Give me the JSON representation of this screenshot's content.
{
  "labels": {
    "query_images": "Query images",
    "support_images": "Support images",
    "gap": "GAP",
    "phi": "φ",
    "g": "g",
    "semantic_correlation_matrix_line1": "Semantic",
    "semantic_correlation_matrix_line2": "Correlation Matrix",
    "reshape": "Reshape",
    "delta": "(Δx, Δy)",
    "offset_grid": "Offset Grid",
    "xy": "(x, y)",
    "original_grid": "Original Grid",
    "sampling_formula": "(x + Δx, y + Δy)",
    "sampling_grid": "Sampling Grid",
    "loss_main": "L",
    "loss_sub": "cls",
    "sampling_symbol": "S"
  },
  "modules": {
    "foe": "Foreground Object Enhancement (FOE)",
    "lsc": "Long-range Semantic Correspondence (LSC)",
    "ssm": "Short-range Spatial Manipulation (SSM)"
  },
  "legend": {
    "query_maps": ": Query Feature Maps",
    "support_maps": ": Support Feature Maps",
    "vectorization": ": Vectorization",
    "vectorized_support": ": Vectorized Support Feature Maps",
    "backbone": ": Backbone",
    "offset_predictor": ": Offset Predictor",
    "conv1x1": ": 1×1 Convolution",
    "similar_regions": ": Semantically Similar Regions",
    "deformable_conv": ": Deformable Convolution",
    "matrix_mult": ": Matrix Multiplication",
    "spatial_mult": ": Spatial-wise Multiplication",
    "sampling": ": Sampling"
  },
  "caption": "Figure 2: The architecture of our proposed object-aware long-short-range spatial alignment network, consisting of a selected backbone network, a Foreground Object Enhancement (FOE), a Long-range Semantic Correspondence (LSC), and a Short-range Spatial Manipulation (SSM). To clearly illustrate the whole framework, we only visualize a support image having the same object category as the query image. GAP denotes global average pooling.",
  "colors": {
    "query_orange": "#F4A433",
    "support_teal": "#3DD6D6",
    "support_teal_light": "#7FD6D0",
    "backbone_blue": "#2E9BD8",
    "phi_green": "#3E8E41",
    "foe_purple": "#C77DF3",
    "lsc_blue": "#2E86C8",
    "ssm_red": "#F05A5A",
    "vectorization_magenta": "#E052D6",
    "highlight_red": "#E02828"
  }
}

• **STATED PROBLEM**: Transcribe each record exactly. Leave nothing out.

• **COMPLETED EXERCISE**:
Give me the JSON representation of this screenshot's content.
{
  "labels": {
    "query_images": "Query images",
    "support_images": "Support images",
    "gap": "GAP",
    "phi": "φ",
    "g": "g",
    "semantic_correlation_matrix_line1": "Semantic",
    "semantic_correlation_matrix_line2": "Correlation Matrix",
    "reshape": "Reshape",
    "delta": "(Δx, Δy)",
    "offset_grid": "Offset Grid",
    "xy": "(x, y)",
    "original_grid": "Original Grid",
    "sampling_formula": "(x + Δx, y + Δy)",
    "sampling_grid": "Sampling Grid",
    "loss_main": "L",
    "loss_sub": "cls",
    "sampling_symbol": "S"
  },
  "modules": {
    "foe": "Foreground Object Enhancement (FOE)",
    "lsc": "Long-range Semantic Correspondence (LSC)",
    "ssm": "Short-range Spatial Manipulation (SSM)"
  },
  "legend": {
    "query_maps": ": Query Feature Maps",
    "support_maps": ": Support Feature Maps",
    "vectorization": ": Vectorization",
    "vectorized_support": ": Vectorized Support Feature Maps",
    "backbone": ": Backbone",
    "offset_predictor": ": Offset Predictor",
    "conv1x1": ": 1×1 Convolution",
    "similar_regions": ": Semantically Similar Regions",
    "deformable_conv": ": Deformable Convolution",
    "matrix_mult": ": Matrix Multiplication",
    "spatial_mult": ": Spatial-wise Multiplication",
    "sampling": ": Sampling"
  },
  "caption": "Figure 2: The architecture of our proposed object-aware long-short-range spatial alignment network, consisting of a selected backbone network, a Foreground Object Enhancement (FOE), a Long-range Semantic Correspondence (LSC), and a Short-range Spatial Manipulation (SSM). To clearly illustrate the whole framework, we only visualize a support image having the same object category as the query image. GAP denotes global average pooling.",
  "colors": {
    "query_orange": "#F4A433",
    "support_teal": "#3DD6D6",
    "support_teal_light": "#7FD6D0",
    "backbone_blue": "#2E9BD8",
    "phi_green": "#3E8E41",
    "foe_purple": "#C77DF3",
    "lsc_blue": "#2E86C8",
    "ssm_red": "#F05A5A",
    "vectorization_magenta": "#E052D6",
    "highlight_red": "#E02828"
  }
}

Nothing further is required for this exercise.